REQUEST -
Transcribe the whole listing without a single picture.

EXTRACTED RECORDS -

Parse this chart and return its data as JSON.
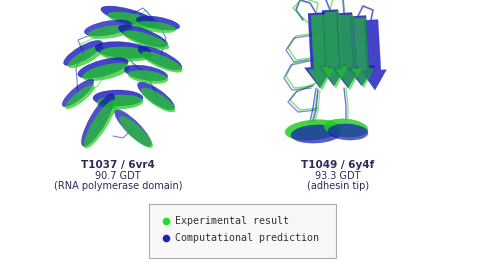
{
  "background_color": "#ffffff",
  "title1_bold": "T1037 / 6vr4",
  "title1_line2": "90.7 GDT",
  "title1_line3": "(RNA polymerase domain)",
  "title2_bold": "T1049 / 6y4f",
  "title2_line2": "93.3 GDT",
  "title2_line3": "(adhesin tip)",
  "legend_label1": "Experimental result",
  "legend_label2": "Computational prediction",
  "legend_color1": "#22dd22",
  "legend_color2": "#2222bb",
  "text_color": "#2a2a5a",
  "title_fontsize": 7.5,
  "sub_fontsize": 7.0,
  "legend_fontsize": 7.2,
  "green": "#22cc22",
  "blue": "#1515bb",
  "white": "#ffffff"
}
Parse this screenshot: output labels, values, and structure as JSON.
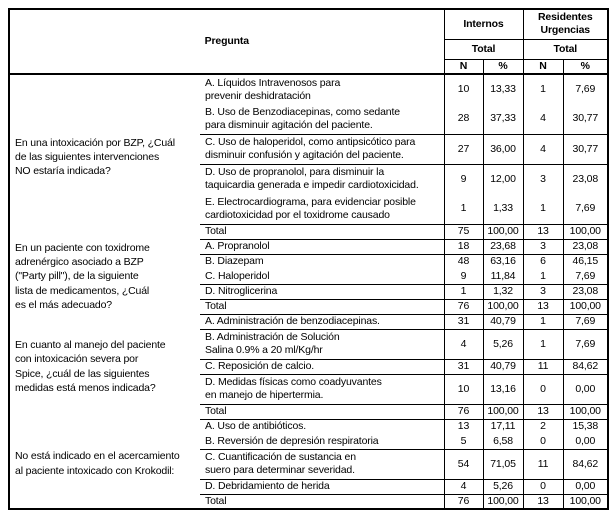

TASK RESPONSE -
Parse this chart and return its data as JSON.
{
  "background_color": "#ffffff",
  "title1_bold": "T1037 / 6vr4",
  "title1_line2": "90.7 GDT",
  "title1_line3": "(RNA polymerase domain)",
  "title2_bold": "T1049 / 6y4f",
  "title2_line2": "93.3 GDT",
  "title2_line3": "(adhesin tip)",
  "legend_label1": "Experimental result",
  "legend_label2": "Computational prediction",
  "legend_color1": "#22dd22",
  "legend_color2": "#2222bb",
  "text_color": "#2a2a5a",
  "title_fontsize": 7.5,
  "sub_fontsize": 7.0,
  "legend_fontsize": 7.2,
  "green": "#22cc22",
  "blue": "#1515bb",
  "white": "#ffffff"
}
Parse this screenshot: output labels, values, and structure as JSON.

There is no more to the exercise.